* _BRIEF_
Take each line containing "přípravků" and report it exactly as written.

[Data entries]
......
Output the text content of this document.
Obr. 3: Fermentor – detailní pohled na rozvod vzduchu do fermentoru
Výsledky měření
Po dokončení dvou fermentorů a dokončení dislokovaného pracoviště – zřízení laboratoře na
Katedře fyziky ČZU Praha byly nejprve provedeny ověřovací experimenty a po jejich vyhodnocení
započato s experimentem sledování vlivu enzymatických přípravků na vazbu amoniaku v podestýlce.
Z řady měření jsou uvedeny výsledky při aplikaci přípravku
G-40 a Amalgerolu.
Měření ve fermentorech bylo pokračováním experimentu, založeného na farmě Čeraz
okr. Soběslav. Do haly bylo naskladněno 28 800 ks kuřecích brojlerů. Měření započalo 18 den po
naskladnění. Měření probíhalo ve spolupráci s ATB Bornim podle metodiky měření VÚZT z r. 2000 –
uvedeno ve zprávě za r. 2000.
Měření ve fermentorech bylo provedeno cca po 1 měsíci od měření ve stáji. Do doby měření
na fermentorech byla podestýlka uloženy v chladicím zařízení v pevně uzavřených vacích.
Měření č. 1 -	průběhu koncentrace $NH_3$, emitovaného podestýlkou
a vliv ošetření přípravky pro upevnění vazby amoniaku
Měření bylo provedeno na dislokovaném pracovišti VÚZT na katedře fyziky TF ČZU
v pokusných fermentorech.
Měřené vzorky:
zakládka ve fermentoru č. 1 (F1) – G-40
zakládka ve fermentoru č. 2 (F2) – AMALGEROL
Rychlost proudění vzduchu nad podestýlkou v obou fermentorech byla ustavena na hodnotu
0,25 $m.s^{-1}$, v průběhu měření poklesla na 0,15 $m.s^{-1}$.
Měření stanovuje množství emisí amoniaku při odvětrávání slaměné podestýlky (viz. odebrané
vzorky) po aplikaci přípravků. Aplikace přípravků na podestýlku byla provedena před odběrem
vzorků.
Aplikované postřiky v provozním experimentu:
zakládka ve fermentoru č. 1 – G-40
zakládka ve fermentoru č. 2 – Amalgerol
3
......
* _RESPONSE TO THIS EXERCISE_
započato s experimentem sledování vlivu enzymatických přípravků na vazbu amoniaku v podestýlce.
vzorky) po aplikaci přípravků. Aplikace přípravků na podestýlku byla provedena před odběrem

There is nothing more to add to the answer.